Por Rosa Iris Luciano
El Pregonero, Santo Domingo – La psicoterapeuta Zoila Luna llamó a reflexionar sobre las expectativas que las personas suelen construir alrededor de las diferentes etapas de la vida y cómo estas idealizaciones pueden generar frustración cuando la realidad no coincide con lo que se esperaba.
Luna explicó que desde edades tempranas muchas personas esperan que determinados momentos representen un cambio radical en sus vidas. Se piensa que al cumplir 15, 18 o 40 años necesariamente ocurrirá algo extraordinario, pero al llegar ese momento la vida continúa con su curso habitual.
“Las etapas de la vida se idealizan”, sostuvo la especialista, quien cuestionó la tendencia a colocar expectativas excesivas sobre determinadas edades y momentos personales.
Luna puso como ejemplo la llamada “crisis de los 40”, un concepto que, según explicó, no necesariamente representa una experiencia universal. Afirmó que ha cuestionado la existencia de una crisis que todas las personas deban atravesar simplemente por llegar a esa edad.
“Yo me he cansado de buscar dónde está la crisis de los 40”, expresó la psicoterapeuta, al preguntarse qué ocurre con quienes llegan a esa edad sin experimentar ninguna crisis.
Para Luna, mucho de lo que una persona siente al llegar a determinadas etapas está relacionado con lo que previamente había imaginado que sucedería. Por ello, consideró importante revisar las expectativas y entender que cada individuo vive su proceso de manera diferente.
“¿Qué era lo que tú suponías que iba a pasar cuando tú cumplieras 40 años?”, planteó como una pregunta para iniciar una reflexión sobre las metas, expectativas y creencias que cada persona construye sobre su propia vida.
La especialista invitó a dejar de medir el bienestar personal a partir de edades o etapas predeterminadas y a comprender que no existe una fórmula única para vivir cada momento de la vida.
● ● ● ● ● ● ●
(En qué consiste)
Copia sin ningún cambio el fragmento del artículo sobre las etapas de la vida que empieza en "Luna explicó que" y termina en "a esa edad.".

(Datos mostrados)
● ● ● ● ● ● ●
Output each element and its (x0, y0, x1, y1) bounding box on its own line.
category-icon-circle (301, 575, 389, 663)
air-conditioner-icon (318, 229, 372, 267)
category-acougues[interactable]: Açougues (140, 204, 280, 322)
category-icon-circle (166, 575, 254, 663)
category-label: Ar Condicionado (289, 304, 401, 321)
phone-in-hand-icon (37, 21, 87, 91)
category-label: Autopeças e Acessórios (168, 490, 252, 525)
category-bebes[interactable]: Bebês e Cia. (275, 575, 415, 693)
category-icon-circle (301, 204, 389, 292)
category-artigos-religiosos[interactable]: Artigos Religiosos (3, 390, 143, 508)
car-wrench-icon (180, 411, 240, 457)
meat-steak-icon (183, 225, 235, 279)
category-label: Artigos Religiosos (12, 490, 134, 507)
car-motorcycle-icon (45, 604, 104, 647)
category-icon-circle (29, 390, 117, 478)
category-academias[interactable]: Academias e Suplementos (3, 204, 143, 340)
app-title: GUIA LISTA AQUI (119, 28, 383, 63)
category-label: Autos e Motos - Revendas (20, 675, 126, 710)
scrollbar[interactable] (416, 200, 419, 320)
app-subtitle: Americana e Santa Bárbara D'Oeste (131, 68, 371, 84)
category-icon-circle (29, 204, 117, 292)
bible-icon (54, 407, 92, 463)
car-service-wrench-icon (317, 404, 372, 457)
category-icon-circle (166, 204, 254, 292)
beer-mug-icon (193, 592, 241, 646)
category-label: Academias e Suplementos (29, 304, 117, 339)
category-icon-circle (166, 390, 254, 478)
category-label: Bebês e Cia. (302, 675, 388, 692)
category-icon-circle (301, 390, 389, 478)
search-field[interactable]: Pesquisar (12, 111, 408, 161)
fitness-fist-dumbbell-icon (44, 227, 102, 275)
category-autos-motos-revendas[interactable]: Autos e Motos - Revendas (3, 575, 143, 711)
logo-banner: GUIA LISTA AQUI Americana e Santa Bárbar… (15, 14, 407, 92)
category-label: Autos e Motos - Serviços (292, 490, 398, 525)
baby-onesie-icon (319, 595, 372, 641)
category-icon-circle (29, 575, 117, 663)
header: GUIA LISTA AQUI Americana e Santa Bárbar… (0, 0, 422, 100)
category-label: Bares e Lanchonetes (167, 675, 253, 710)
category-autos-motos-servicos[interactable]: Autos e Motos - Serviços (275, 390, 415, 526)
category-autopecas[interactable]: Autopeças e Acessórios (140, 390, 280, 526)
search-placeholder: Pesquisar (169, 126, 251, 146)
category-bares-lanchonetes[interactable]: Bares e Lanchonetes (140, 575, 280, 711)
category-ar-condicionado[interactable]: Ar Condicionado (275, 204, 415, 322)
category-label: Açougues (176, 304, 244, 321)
● ● ● ● ● ● ●
(Respuesta final)
Luna explicó que desde edades tempranas muchas personas esperan que determinados momentos representen un cambio radical en sus vidas. Se piensa que al cumplir 15, 18 o 40 años necesariamente ocurrirá algo extraordinario, pero al llegar ese momento la vida continúa con su curso habitual.
“Las etapas de la vida se idealizan”, sostuvo la especialista, quien cuestionó la tendencia a colocar expectativas excesivas sobre determinadas edades y momentos personales.
Luna puso como ejemplo la llamada “crisis de los 40”, un concepto que, según explicó, no necesariamente representa una experiencia universal. Afirmó que ha cuestionado la existencia de una crisis que todas las personas deban atravesar simplemente por llegar a esa edad.